-- MATERIAL FOR THIS TASK --

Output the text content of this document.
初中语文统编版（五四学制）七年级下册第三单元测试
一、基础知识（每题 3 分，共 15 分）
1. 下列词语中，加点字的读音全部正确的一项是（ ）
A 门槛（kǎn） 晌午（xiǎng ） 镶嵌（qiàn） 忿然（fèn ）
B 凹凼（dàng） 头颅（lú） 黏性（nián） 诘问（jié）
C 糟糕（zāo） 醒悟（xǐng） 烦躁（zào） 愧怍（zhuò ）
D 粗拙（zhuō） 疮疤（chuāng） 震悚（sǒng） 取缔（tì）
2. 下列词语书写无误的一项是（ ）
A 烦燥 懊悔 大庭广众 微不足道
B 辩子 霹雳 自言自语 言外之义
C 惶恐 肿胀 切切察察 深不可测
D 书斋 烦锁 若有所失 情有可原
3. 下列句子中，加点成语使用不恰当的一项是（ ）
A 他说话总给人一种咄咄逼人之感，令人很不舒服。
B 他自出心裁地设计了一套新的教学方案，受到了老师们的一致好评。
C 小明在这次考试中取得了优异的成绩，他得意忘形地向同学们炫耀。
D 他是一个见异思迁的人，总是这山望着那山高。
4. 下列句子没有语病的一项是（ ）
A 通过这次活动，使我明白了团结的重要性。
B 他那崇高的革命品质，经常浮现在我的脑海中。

-- SHORT TASK --
Print the material above once more, exactly.

-- COMPLETED EXERCISE --
Output the text content of this document.
初中语文统编版（五四学制）七年级下册第三单元测试
一、基础知识（每题 3 分，共 15 分）
1. 下列词语中，加点字的读音全部正确的一项是（ ）
A 门槛（kǎn） 晌午（xiǎng ） 镶嵌（qiàn） 忿然（fèn ）
B 凹凼（dàng） 头颅（lú） 黏性（nián） 诘问（jié）
C 糟糕（zāo） 醒悟（xǐng） 烦躁（zào） 愧怍（zhuò ）
D 粗拙（zhuō） 疮疤（chuāng） 震悚（sǒng） 取缔（tì）
2. 下列词语书写无误的一项是（ ）
A 烦燥 懊悔 大庭广众 微不足道
B 辩子 霹雳 自言自语 言外之义
C 惶恐 肿胀 切切察察 深不可测
D 书斋 烦锁 若有所失 情有可原
3. 下列句子中，加点成语使用不恰当的一项是（ ）
A 他说话总给人一种咄咄逼人之感，令人很不舒服。
B 他自出心裁地设计了一套新的教学方案，受到了老师们的一致好评。
C 小明在这次考试中取得了优异的成绩，他得意忘形地向同学们炫耀。
D 他是一个见异思迁的人，总是这山望着那山高。
4. 下列句子没有语病的一项是（ ）
A 通过这次活动，使我明白了团结的重要性。
B 他那崇高的革命品质，经常浮现在我的脑海中。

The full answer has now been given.